#### WHAT TO WORK ON
How many lines of the records below contain the word "JSON"? Answer with the number alone.
** start of SUPPLIED RECORDS **
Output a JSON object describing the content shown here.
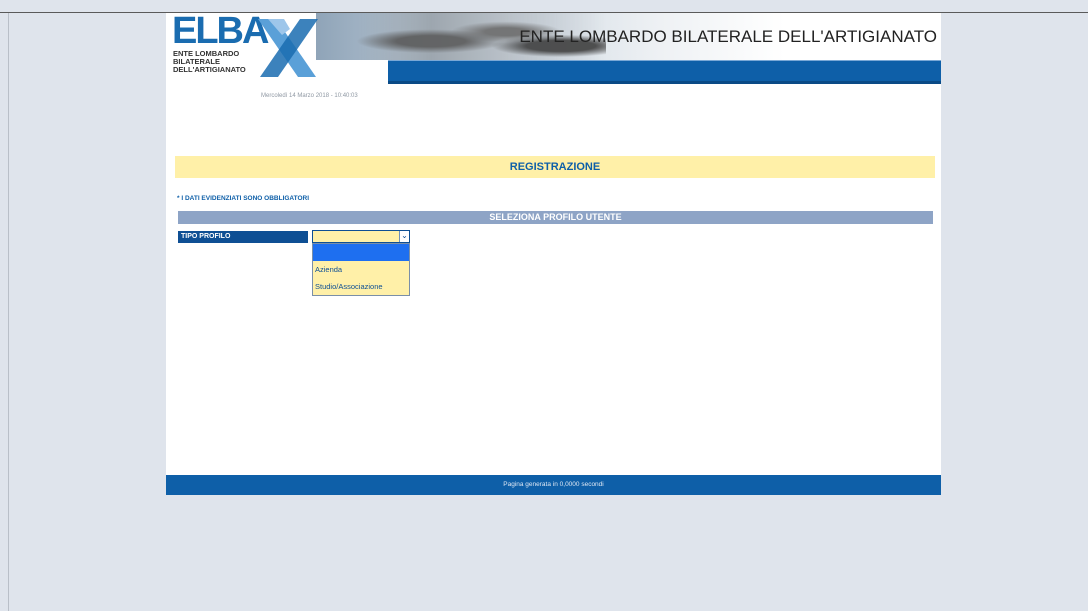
{
  "header": {
    "logo_text": "ELBA",
    "logo_sub": [
      "ENTE LOMBARDO",
      "BILATERALE",
      "DELL'ARTIGIANATO"
    ],
    "title": "ENTE LOMBARDO BILATERALE DELL'ARTIGIANATO"
  },
  "date_text": "Mercoledì 14 Marzo 2018 - 10:40:03",
  "registration": {
    "title": "REGISTRAZIONE"
  },
  "notice": "* I DATI EVIDENZIATI SONO OBBLIGATORI",
  "profile_section": {
    "title": "SELEZIONA PROFILO UTENTE",
    "field_label": "TIPO PROFILO",
    "selected_value": "",
    "options": [
      "",
      "Azienda",
      "Studio/Associazione"
    ]
  },
  "footer": {
    "text": "Pagina generata in 0,0000 secondi"
  },
  "colors": {
    "brand_blue": "#0e5fa8",
    "highlight_yellow": "#fff0a8",
    "section_blue": "#8ea4c6"
  }
}
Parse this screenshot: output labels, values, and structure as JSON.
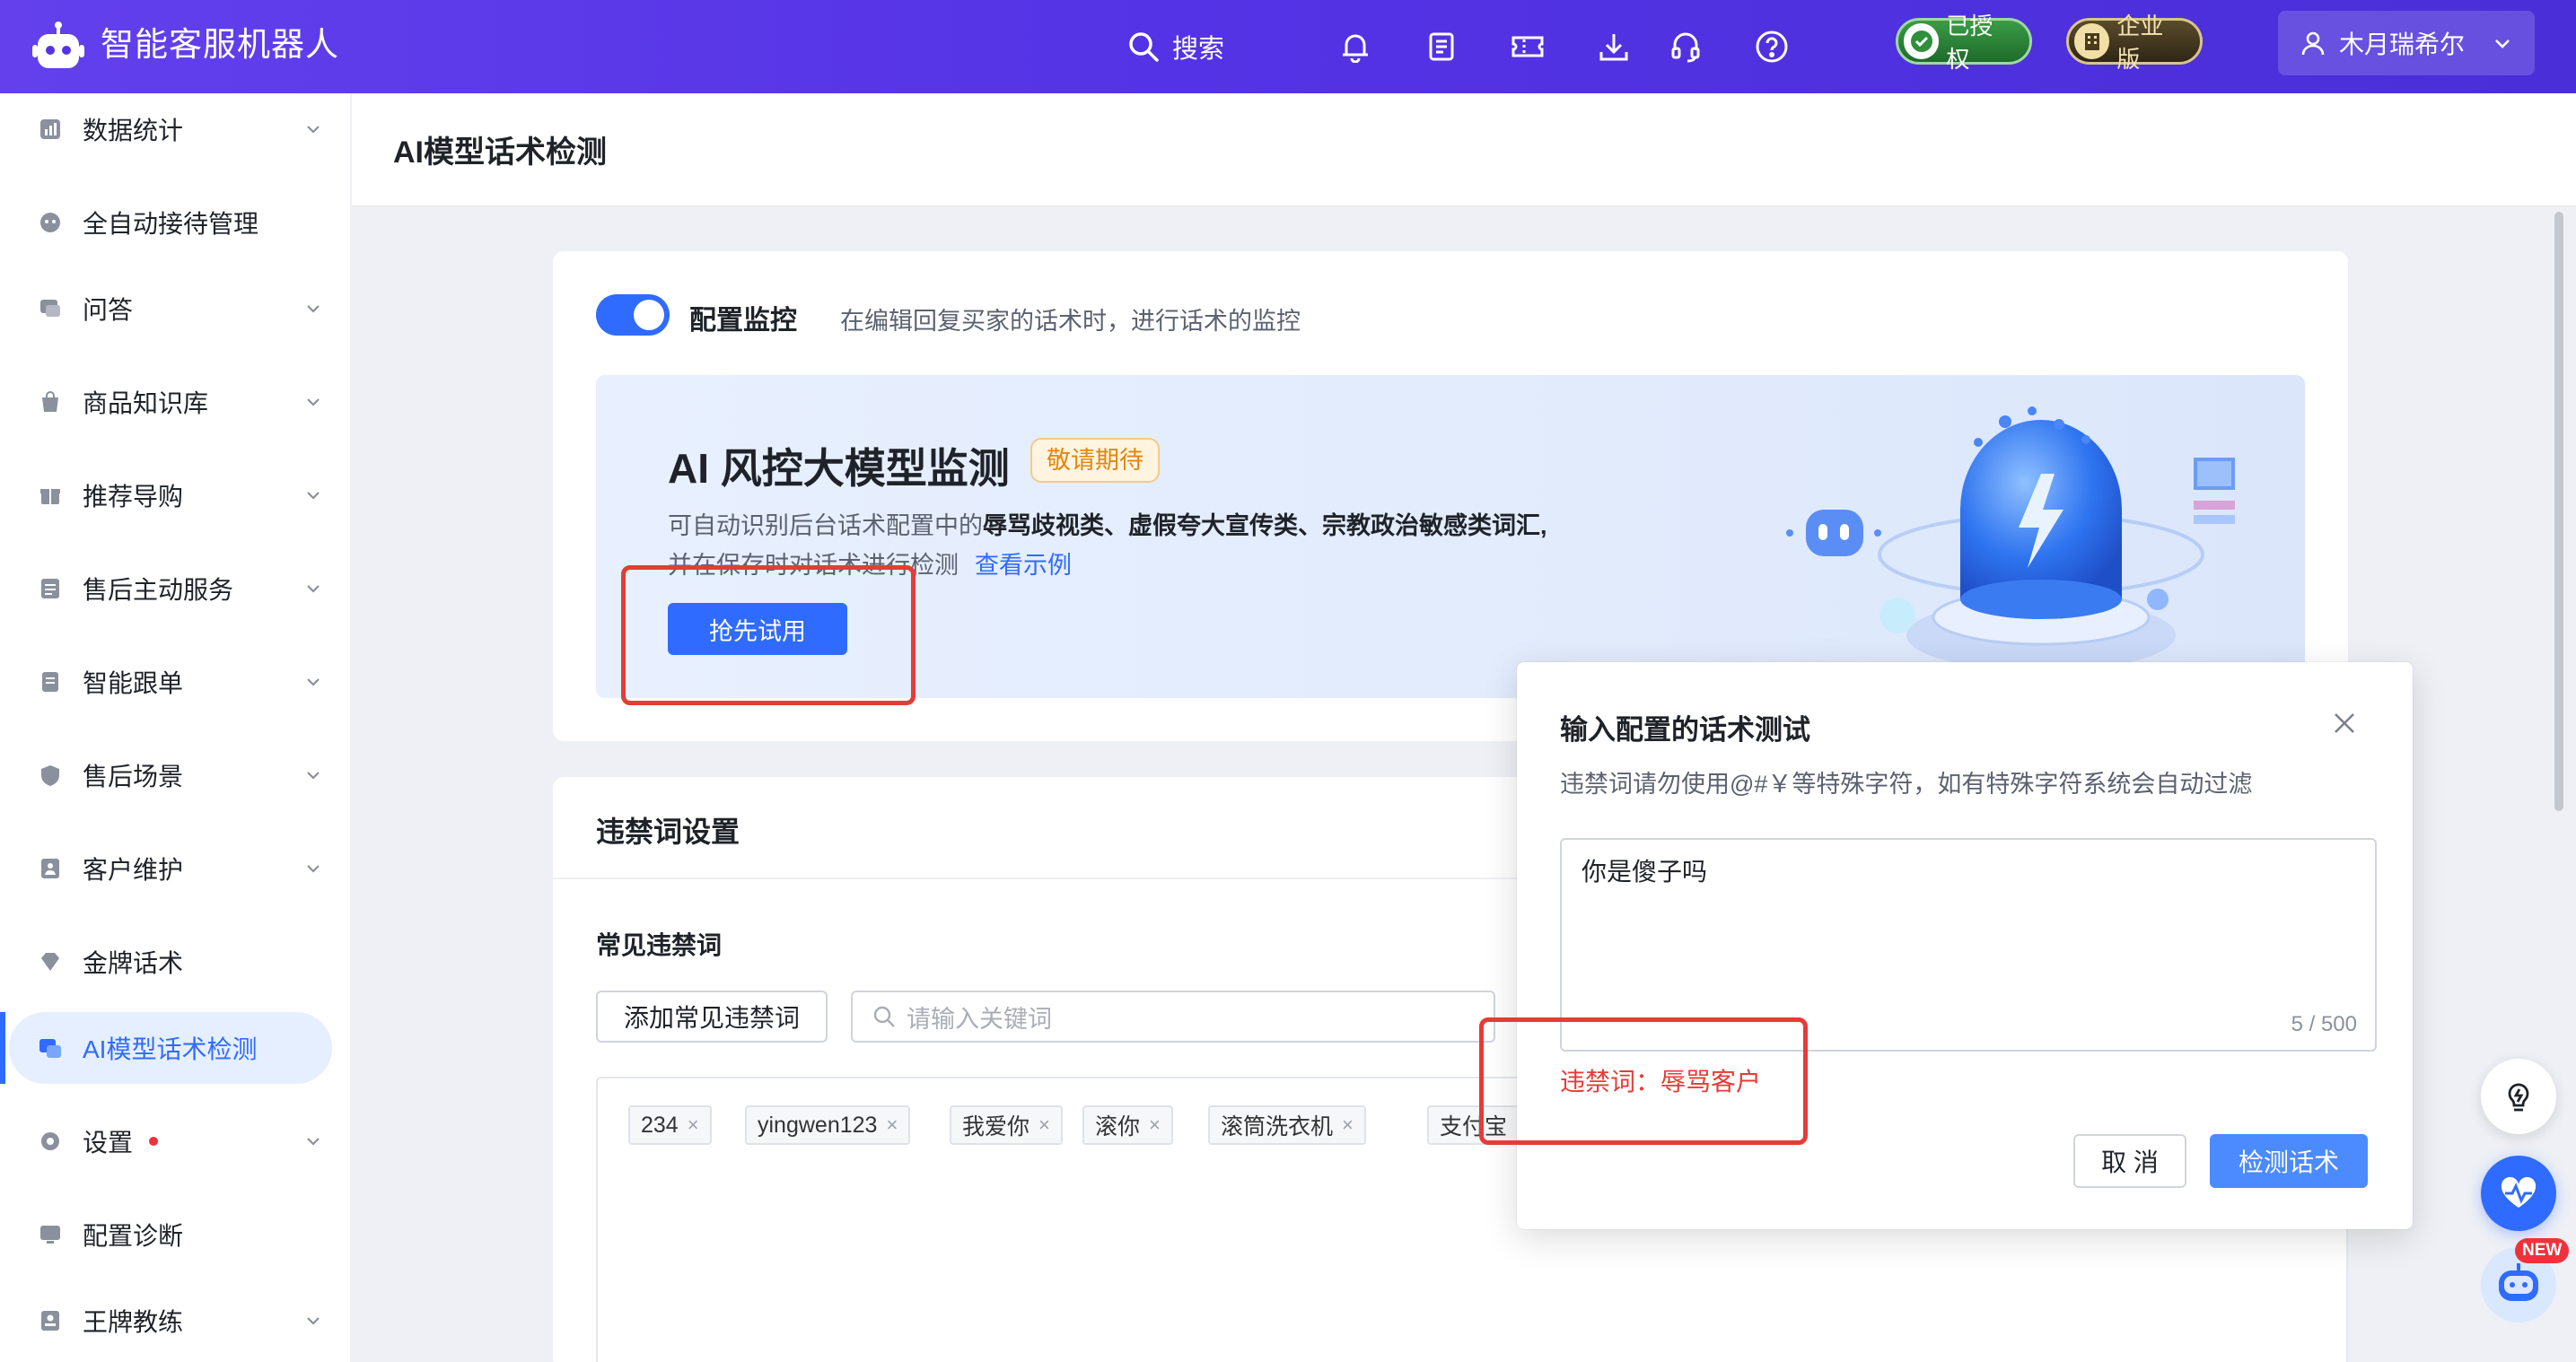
{
  "app": {
    "title": "智能客服机器人"
  },
  "header": {
    "search_label": "搜索",
    "icons": [
      "bell-icon",
      "task-list-icon",
      "ticket-icon",
      "download-icon",
      "headset-icon",
      "help-icon"
    ],
    "badge_authorized": "已授权",
    "badge_enterprise": "企业版",
    "user_name": "木月瑞希尔"
  },
  "sidebar": {
    "items": [
      {
        "label": "数据统计",
        "icon": "chart-icon",
        "expandable": true
      },
      {
        "label": "全自动接待管理",
        "icon": "robot-face-icon",
        "expandable": false
      },
      {
        "label": "问答",
        "icon": "chat-icon",
        "expandable": true
      },
      {
        "label": "商品知识库",
        "icon": "bag-icon",
        "expandable": true
      },
      {
        "label": "推荐导购",
        "icon": "gift-icon",
        "expandable": true
      },
      {
        "label": "售后主动服务",
        "icon": "list-icon",
        "expandable": true
      },
      {
        "label": "智能跟单",
        "icon": "document-icon",
        "expandable": true
      },
      {
        "label": "售后场景",
        "icon": "shield-icon",
        "expandable": true
      },
      {
        "label": "客户维护",
        "icon": "contacts-icon",
        "expandable": true
      },
      {
        "label": "金牌话术",
        "icon": "diamond-icon",
        "expandable": false
      },
      {
        "label": "AI模型话术检测",
        "icon": "ai-chat-icon",
        "expandable": false,
        "active": true
      },
      {
        "label": "设置",
        "icon": "gear-icon",
        "expandable": true,
        "dot": true
      },
      {
        "label": "配置诊断",
        "icon": "monitor-icon",
        "expandable": false
      },
      {
        "label": "王牌教练",
        "icon": "coach-icon",
        "expandable": true
      }
    ]
  },
  "page": {
    "title": "AI模型话术检测"
  },
  "monitor": {
    "label": "配置监控",
    "desc": "在编辑回复买家的话术时，进行话术的监控",
    "enabled": true
  },
  "banner": {
    "title": "AI 风控大模型监测",
    "badge": "敬请期待",
    "desc_prefix": "可自动识别后台话术配置中的",
    "desc_bold": "辱骂歧视类、虚假夸大宣传类、宗教政治敏感类词汇,",
    "desc_suffix": "并在保存时对话术进行检测",
    "link": "查看示例",
    "button": "抢先试用"
  },
  "banned": {
    "section_title": "违禁词设置",
    "common_title": "常见违禁词",
    "add_button": "添加常见违禁词",
    "search_placeholder": "请输入关键词",
    "tags": [
      "234",
      "yingwen123",
      "我爱你",
      "滚你",
      "滚筒洗衣机",
      "支付宝"
    ]
  },
  "modal": {
    "title": "输入配置的话术测试",
    "hint": "违禁词请勿使用@#￥等特殊字符，如有特殊字符系统会自动过滤",
    "input_value": "你是傻子吗",
    "char_count": "5 / 500",
    "result": "违禁词：辱骂客户",
    "cancel": "取 消",
    "detect": "检测话术"
  },
  "floating": {
    "new_badge": "NEW"
  },
  "colors": {
    "primary": "#2f6bff",
    "header": "#5433e6",
    "danger": "#e63b37",
    "warning": "#e3860b"
  }
}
** end of SUPPLIED RECORDS **
#### RESULT FOR THIS EXERCISE
2